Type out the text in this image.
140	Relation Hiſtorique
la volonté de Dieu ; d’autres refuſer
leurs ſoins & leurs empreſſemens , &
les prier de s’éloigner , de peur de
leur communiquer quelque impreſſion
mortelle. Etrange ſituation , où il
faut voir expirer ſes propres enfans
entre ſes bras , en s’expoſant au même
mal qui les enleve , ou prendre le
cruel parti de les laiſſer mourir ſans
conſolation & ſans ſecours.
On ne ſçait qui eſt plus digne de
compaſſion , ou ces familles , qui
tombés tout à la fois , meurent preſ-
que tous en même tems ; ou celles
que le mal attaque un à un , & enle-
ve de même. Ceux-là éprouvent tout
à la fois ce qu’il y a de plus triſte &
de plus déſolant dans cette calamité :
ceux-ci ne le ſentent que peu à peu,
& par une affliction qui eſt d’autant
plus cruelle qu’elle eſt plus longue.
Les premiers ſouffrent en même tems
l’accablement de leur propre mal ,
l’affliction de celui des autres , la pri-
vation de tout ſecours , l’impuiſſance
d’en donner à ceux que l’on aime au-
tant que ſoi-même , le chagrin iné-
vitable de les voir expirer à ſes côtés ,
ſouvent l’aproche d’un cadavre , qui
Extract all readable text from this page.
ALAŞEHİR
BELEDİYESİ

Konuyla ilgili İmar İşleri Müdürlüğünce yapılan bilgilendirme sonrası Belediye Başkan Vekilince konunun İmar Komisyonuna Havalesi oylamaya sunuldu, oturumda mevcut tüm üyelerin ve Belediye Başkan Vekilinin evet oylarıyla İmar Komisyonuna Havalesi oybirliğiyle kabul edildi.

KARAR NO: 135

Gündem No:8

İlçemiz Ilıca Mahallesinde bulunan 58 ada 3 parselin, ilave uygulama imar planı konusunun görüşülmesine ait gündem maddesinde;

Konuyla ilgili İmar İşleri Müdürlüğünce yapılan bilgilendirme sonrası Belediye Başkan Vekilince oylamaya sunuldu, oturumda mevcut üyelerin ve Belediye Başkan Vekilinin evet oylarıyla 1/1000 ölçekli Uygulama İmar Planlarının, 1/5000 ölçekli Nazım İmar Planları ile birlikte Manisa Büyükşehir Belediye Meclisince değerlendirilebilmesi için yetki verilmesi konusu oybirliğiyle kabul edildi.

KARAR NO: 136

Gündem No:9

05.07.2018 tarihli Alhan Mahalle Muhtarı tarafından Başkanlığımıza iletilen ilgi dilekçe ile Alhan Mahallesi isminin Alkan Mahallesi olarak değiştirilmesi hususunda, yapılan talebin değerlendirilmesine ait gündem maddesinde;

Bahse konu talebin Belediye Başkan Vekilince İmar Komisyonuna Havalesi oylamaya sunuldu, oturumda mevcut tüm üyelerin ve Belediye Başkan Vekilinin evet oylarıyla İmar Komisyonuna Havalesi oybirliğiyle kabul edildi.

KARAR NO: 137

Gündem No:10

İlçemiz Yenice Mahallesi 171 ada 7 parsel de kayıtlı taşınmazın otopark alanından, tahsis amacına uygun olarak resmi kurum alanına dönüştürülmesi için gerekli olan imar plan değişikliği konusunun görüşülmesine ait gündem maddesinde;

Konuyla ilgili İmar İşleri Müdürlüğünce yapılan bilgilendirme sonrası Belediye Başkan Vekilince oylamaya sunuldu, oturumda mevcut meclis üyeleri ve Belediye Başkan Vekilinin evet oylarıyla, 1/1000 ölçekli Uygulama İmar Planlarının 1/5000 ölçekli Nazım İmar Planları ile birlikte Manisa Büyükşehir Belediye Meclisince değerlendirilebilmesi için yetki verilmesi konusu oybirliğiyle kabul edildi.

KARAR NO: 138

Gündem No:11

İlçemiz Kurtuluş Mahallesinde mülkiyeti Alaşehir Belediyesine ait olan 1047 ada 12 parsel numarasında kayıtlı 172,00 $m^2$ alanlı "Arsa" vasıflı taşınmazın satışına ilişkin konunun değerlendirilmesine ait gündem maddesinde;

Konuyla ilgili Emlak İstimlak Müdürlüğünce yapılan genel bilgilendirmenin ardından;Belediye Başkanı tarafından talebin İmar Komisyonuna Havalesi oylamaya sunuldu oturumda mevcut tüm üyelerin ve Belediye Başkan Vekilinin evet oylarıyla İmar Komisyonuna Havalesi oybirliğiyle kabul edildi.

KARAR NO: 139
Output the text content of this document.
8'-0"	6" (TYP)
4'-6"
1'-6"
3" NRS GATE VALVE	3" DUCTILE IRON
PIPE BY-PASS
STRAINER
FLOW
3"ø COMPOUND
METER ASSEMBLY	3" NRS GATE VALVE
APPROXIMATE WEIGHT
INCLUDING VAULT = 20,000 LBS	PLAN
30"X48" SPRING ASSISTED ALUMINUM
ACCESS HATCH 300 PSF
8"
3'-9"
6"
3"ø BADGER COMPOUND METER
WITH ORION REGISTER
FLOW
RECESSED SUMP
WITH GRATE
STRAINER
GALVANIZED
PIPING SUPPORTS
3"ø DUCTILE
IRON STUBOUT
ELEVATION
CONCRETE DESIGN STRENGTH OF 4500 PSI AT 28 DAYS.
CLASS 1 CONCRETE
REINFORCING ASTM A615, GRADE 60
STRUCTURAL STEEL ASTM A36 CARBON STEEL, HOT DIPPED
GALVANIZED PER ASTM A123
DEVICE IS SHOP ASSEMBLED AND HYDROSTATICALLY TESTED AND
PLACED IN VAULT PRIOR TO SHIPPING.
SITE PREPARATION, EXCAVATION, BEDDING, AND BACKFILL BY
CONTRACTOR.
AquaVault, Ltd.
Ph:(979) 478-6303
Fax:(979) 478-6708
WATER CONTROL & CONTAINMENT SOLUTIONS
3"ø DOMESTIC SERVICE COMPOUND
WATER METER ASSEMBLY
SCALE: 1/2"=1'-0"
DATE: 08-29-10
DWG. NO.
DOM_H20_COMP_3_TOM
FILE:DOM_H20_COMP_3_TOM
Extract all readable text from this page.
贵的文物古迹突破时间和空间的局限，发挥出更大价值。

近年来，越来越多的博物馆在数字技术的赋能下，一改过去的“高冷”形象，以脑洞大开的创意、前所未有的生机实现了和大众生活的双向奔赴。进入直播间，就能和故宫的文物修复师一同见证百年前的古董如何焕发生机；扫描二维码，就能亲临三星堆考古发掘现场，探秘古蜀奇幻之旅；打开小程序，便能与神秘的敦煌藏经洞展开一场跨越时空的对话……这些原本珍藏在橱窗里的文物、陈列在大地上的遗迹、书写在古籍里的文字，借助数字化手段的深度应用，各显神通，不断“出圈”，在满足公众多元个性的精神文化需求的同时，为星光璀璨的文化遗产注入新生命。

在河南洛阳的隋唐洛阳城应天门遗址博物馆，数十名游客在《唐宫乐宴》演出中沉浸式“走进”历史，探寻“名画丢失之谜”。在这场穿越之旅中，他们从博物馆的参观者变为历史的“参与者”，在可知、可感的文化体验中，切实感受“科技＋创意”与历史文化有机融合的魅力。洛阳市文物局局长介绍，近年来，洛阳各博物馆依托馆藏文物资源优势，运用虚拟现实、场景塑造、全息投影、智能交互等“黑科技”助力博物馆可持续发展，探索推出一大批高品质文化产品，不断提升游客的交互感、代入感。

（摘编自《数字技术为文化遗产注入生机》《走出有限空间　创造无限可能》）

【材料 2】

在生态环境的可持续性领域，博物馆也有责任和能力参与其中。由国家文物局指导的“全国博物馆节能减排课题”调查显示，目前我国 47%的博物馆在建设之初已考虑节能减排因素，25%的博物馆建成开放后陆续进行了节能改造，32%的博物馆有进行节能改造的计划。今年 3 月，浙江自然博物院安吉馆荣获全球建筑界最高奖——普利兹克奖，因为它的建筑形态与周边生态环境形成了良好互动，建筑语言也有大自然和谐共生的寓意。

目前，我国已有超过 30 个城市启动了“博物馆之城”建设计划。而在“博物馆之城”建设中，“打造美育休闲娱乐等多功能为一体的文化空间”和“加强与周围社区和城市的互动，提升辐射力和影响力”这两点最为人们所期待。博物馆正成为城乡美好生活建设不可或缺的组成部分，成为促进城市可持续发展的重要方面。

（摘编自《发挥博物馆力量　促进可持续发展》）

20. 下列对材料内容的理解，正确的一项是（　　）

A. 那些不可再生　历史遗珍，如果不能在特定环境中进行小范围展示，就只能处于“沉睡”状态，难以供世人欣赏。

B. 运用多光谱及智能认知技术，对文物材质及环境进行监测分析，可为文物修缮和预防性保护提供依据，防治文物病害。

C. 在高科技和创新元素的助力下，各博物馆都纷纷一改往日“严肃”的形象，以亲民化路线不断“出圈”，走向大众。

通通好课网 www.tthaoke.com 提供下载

#####

Count how many lines of the material hold the string "görüşülmesine". Give the number and nothing more.

2